[INSTRUCTION]: Show all lines holding the string "content".

Excerpt from a dataset:
.....

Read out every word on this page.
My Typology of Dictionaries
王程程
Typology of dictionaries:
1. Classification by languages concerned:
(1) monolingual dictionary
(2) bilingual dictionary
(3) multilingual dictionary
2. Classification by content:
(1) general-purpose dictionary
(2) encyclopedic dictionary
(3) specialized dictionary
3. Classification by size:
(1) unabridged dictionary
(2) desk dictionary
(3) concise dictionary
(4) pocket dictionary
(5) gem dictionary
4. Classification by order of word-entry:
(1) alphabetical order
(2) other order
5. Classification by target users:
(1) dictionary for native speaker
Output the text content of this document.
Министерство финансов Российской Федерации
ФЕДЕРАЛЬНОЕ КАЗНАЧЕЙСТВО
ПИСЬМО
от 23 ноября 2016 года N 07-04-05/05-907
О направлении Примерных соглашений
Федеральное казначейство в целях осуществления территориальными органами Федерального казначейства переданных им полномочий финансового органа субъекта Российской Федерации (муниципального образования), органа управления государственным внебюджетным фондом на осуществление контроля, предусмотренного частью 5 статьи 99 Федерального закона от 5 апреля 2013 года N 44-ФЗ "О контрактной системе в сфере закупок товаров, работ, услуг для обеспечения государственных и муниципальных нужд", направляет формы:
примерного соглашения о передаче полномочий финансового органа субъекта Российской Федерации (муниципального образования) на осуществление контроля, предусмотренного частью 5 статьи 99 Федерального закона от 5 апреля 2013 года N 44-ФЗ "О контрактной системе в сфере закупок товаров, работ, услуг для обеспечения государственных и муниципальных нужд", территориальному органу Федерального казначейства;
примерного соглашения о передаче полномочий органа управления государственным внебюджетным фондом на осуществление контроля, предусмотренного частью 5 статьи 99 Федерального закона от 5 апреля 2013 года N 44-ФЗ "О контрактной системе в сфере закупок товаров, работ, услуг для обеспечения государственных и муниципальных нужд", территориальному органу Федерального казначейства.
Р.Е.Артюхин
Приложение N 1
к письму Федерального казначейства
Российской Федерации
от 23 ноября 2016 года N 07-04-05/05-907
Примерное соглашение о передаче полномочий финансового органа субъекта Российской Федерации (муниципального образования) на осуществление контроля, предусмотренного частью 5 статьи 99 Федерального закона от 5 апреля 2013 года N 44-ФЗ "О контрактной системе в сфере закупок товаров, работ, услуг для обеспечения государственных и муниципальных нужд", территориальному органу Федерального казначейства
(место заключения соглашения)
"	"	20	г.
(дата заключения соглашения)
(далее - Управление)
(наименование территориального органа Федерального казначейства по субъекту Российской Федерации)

.....

[SOLUTION FOR THIS EXERCISE]:
2. Classification by content:
Output the text content of this document.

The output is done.